* WHAT NEEDS TO BE DONE
Return the material below in full and exactly.

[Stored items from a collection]

--------------------

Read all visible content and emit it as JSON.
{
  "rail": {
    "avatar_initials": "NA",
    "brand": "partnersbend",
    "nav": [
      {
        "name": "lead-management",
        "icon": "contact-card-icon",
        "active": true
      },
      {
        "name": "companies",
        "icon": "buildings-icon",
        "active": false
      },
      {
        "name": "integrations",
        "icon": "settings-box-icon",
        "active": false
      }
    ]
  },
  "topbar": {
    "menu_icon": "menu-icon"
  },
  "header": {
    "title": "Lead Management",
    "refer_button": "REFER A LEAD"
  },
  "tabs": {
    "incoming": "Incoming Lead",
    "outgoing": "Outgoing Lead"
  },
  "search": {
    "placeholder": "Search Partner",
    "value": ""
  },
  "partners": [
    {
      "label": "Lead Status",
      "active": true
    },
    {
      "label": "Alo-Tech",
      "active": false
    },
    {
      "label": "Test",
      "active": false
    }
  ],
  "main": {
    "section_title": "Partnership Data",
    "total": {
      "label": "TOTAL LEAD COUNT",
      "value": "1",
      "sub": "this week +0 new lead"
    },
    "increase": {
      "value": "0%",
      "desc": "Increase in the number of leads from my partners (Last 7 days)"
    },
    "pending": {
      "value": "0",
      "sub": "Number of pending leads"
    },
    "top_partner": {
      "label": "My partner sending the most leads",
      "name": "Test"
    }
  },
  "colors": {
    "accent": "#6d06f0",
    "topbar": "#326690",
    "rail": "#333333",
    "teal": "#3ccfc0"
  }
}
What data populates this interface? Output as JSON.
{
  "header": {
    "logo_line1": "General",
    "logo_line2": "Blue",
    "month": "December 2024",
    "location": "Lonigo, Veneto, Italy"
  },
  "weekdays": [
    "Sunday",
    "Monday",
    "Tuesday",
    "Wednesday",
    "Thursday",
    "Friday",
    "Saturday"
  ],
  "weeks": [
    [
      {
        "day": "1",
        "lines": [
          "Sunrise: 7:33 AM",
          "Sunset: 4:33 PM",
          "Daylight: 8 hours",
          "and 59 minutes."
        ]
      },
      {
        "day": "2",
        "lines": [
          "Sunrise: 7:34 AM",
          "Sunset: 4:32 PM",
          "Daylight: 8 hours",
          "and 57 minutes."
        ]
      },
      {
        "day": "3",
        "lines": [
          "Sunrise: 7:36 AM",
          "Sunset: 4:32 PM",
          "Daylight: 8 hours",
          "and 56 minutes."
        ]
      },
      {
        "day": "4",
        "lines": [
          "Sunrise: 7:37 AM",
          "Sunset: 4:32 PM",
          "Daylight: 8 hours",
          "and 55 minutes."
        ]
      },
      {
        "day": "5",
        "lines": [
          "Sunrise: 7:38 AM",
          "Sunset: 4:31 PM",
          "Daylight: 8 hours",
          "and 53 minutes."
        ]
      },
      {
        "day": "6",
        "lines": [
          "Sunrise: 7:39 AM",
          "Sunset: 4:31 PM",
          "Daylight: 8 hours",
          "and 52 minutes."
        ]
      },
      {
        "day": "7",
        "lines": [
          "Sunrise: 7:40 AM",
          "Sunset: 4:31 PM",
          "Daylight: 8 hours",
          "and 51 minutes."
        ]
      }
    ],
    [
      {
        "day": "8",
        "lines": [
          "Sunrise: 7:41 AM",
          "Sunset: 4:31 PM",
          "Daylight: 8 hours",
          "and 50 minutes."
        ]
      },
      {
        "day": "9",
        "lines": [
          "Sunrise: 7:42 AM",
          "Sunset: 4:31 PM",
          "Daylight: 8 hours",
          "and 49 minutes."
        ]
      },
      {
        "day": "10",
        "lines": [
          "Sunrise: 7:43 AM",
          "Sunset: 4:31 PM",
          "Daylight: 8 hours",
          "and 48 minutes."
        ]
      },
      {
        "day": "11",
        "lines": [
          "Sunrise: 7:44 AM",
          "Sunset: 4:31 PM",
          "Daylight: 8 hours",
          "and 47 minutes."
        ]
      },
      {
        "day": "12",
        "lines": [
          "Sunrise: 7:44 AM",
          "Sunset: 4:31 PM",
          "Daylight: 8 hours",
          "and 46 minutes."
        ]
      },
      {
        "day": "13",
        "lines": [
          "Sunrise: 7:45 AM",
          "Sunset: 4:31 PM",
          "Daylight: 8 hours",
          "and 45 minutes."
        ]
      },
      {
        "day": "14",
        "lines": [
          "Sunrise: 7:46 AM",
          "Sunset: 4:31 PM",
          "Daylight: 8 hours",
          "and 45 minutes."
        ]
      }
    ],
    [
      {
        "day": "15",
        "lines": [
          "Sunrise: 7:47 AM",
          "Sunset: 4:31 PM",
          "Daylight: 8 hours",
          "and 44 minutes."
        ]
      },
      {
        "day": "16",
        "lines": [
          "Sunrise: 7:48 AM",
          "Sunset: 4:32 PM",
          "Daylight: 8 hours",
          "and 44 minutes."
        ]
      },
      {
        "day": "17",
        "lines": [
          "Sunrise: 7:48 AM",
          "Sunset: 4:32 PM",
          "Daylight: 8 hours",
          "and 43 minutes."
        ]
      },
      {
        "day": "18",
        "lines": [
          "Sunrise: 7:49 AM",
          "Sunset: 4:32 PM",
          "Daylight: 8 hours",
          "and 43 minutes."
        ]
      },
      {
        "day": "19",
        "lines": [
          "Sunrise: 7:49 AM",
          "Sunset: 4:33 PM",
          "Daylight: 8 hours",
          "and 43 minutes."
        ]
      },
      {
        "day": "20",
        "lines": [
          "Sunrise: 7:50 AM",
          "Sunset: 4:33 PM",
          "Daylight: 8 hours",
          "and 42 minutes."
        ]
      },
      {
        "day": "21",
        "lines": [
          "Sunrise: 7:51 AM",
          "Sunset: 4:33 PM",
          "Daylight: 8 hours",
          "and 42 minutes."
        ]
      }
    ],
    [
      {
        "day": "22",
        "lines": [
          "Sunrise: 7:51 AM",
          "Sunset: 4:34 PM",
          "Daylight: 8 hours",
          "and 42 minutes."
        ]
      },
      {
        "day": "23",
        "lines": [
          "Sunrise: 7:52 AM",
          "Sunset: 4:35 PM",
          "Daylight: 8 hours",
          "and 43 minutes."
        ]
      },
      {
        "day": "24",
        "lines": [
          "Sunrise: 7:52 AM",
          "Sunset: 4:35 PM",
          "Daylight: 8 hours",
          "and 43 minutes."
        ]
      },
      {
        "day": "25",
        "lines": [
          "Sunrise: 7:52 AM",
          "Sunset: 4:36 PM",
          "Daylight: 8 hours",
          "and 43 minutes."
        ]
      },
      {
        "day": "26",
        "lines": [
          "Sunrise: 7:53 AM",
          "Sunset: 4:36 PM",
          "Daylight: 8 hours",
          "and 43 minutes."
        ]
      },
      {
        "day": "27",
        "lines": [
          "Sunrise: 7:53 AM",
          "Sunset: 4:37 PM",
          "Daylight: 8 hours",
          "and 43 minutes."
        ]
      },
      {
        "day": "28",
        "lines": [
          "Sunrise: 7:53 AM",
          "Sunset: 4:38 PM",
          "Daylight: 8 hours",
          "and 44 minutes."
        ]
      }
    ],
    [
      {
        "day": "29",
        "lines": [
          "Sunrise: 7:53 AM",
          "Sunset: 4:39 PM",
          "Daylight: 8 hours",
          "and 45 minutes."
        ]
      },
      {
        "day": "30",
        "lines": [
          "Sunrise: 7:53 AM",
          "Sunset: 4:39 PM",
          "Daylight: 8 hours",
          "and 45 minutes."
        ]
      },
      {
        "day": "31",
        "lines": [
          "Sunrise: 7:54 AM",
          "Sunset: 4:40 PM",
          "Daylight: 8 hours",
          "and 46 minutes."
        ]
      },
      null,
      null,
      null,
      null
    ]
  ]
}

--------------------

* WRITTEN REPLY
Read all visible content and emit it as JSON.
{
  "rail": {
    "avatar_initials": "NA",
    "brand": "partnersbend",
    "nav": [
      {
        "name": "lead-management",
        "icon": "contact-card-icon",
        "active": true
      },
      {
        "name": "companies",
        "icon": "buildings-icon",
        "active": false
      },
      {
        "name": "integrations",
        "icon": "settings-box-icon",
        "active": false
      }
    ]
  },
  "topbar": {
    "menu_icon": "menu-icon"
  },
  "header": {
    "title": "Lead Management",
    "refer_button": "REFER A LEAD"
  },
  "tabs": {
    "incoming": "Incoming Lead",
    "outgoing": "Outgoing Lead"
  },
  "search": {
    "placeholder": "Search Partner",
    "value": ""
  },
  "partners": [
    {
      "label": "Lead Status",
      "active": true
    },
    {
      "label": "Alo-Tech",
      "active": false
    },
    {
      "label": "Test",
      "active": false
    }
  ],
  "main": {
    "section_title": "Partnership Data",
    "total": {
      "label": "TOTAL LEAD COUNT",
      "value": "1",
      "sub": "this week +0 new lead"
    },
    "increase": {
      "value": "0%",
      "desc": "Increase in the number of leads from my partners (Last 7 days)"
    },
    "pending": {
      "value": "0",
      "sub": "Number of pending leads"
    },
    "top_partner": {
      "label": "My partner sending the most leads",
      "name": "Test"
    }
  },
  "colors": {
    "accent": "#6d06f0",
    "topbar": "#326690",
    "rail": "#333333",
    "teal": "#3ccfc0"
  }
}
What data populates this interface? Output as JSON.
{
  "header": {
    "logo_line1": "General",
    "logo_line2": "Blue",
    "month": "December 2024",
    "location": "Lonigo, Veneto, Italy"
  },
  "weekdays": [
    "Sunday",
    "Monday",
    "Tuesday",
    "Wednesday",
    "Thursday",
    "Friday",
    "Saturday"
  ],
  "weeks": [
    [
      {
        "day": "1",
        "lines": [
          "Sunrise: 7:33 AM",
          "Sunset: 4:33 PM",
          "Daylight: 8 hours",
          "and 59 minutes."
        ]
      },
      {
        "day": "2",
        "lines": [
          "Sunrise: 7:34 AM",
          "Sunset: 4:32 PM",
          "Daylight: 8 hours",
          "and 57 minutes."
        ]
      },
      {
        "day": "3",
        "lines": [
          "Sunrise: 7:36 AM",
          "Sunset: 4:32 PM",
          "Daylight: 8 hours",
          "and 56 minutes."
        ]
      },
      {
        "day": "4",
        "lines": [
          "Sunrise: 7:37 AM",
          "Sunset: 4:32 PM",
          "Daylight: 8 hours",
          "and 55 minutes."
        ]
      },
      {
        "day": "5",
        "lines": [
          "Sunrise: 7:38 AM",
          "Sunset: 4:31 PM",
          "Daylight: 8 hours",
          "and 53 minutes."
        ]
      },
      {
        "day": "6",
        "lines": [
          "Sunrise: 7:39 AM",
          "Sunset: 4:31 PM",
          "Daylight: 8 hours",
          "and 52 minutes."
        ]
      },
      {
        "day": "7",
        "lines": [
          "Sunrise: 7:40 AM",
          "Sunset: 4:31 PM",
          "Daylight: 8 hours",
          "and 51 minutes."
        ]
      }
    ],
    [
      {
        "day": "8",
        "lines": [
          "Sunrise: 7:41 AM",
          "Sunset: 4:31 PM",
          "Daylight: 8 hours",
          "and 50 minutes."
        ]
      },
      {
        "day": "9",
        "lines": [
          "Sunrise: 7:42 AM",
          "Sunset: 4:31 PM",
          "Daylight: 8 hours",
          "and 49 minutes."
        ]
      },
      {
        "day": "10",
        "lines": [
          "Sunrise: 7:43 AM",
          "Sunset: 4:31 PM",
          "Daylight: 8 hours",
          "and 48 minutes."
        ]
      },
      {
        "day": "11",
        "lines": [
          "Sunrise: 7:44 AM",
          "Sunset: 4:31 PM",
          "Daylight: 8 hours",
          "and 47 minutes."
        ]
      },
      {
        "day": "12",
        "lines": [
          "Sunrise: 7:44 AM",
          "Sunset: 4:31 PM",
          "Daylight: 8 hours",
          "and 46 minutes."
        ]
      },
      {
        "day": "13",
        "lines": [
          "Sunrise: 7:45 AM",
          "Sunset: 4:31 PM",
          "Daylight: 8 hours",
          "and 45 minutes."
        ]
      },
      {
        "day": "14",
        "lines": [
          "Sunrise: 7:46 AM",
          "Sunset: 4:31 PM",
          "Daylight: 8 hours",
          "and 45 minutes."
        ]
      }
    ],
    [
      {
        "day": "15",
        "lines": [
          "Sunrise: 7:47 AM",
          "Sunset: 4:31 PM",
          "Daylight: 8 hours",
          "and 44 minutes."
        ]
      },
      {
        "day": "16",
        "lines": [
          "Sunrise: 7:48 AM",
          "Sunset: 4:32 PM",
          "Daylight: 8 hours",
          "and 44 minutes."
        ]
      },
      {
        "day": "17",
        "lines": [
          "Sunrise: 7:48 AM",
          "Sunset: 4:32 PM",
          "Daylight: 8 hours",
          "and 43 minutes."
        ]
      },
      {
        "day": "18",
        "lines": [
          "Sunrise: 7:49 AM",
          "Sunset: 4:32 PM",
          "Daylight: 8 hours",
          "and 43 minutes."
        ]
      },
      {
        "day": "19",
        "lines": [
          "Sunrise: 7:49 AM",
          "Sunset: 4:33 PM",
          "Daylight: 8 hours",
          "and 43 minutes."
        ]
      },
      {
        "day": "20",
        "lines": [
          "Sunrise: 7:50 AM",
          "Sunset: 4:33 PM",
          "Daylight: 8 hours",
          "and 42 minutes."
        ]
      },
      {
        "day": "21",
        "lines": [
          "Sunrise: 7:51 AM",
          "Sunset: 4:33 PM",
          "Daylight: 8 hours",
          "and 42 minutes."
        ]
      }
    ],
    [
      {
        "day": "22",
        "lines": [
          "Sunrise: 7:51 AM",
          "Sunset: 4:34 PM",
          "Daylight: 8 hours",
          "and 42 minutes."
        ]
      },
      {
        "day": "23",
        "lines": [
          "Sunrise: 7:52 AM",
          "Sunset: 4:35 PM",
          "Daylight: 8 hours",
          "and 43 minutes."
        ]
      },
      {
        "day": "24",
        "lines": [
          "Sunrise: 7:52 AM",
          "Sunset: 4:35 PM",
          "Daylight: 8 hours",
          "and 43 minutes."
        ]
      },
      {
        "day": "25",
        "lines": [
          "Sunrise: 7:52 AM",
          "Sunset: 4:36 PM",
          "Daylight: 8 hours",
          "and 43 minutes."
        ]
      },
      {
        "day": "26",
        "lines": [
          "Sunrise: 7:53 AM",
          "Sunset: 4:36 PM",
          "Daylight: 8 hours",
          "and 43 minutes."
        ]
      },
      {
        "day": "27",
        "lines": [
          "Sunrise: 7:53 AM",
          "Sunset: 4:37 PM",
          "Daylight: 8 hours",
          "and 43 minutes."
        ]
      },
      {
        "day": "28",
        "lines": [
          "Sunrise: 7:53 AM",
          "Sunset: 4:38 PM",
          "Daylight: 8 hours",
          "and 44 minutes."
        ]
      }
    ],
    [
      {
        "day": "29",
        "lines": [
          "Sunrise: 7:53 AM",
          "Sunset: 4:39 PM",
          "Daylight: 8 hours",
          "and 45 minutes."
        ]
      },
      {
        "day": "30",
        "lines": [
          "Sunrise: 7:53 AM",
          "Sunset: 4:39 PM",
          "Daylight: 8 hours",
          "and 45 minutes."
        ]
      },
      {
        "day": "31",
        "lines": [
          "Sunrise: 7:54 AM",
          "Sunset: 4:40 PM",
          "Daylight: 8 hours",
          "and 46 minutes."
        ]
      },
      null,
      null,
      null,
      null
    ]
  ]
}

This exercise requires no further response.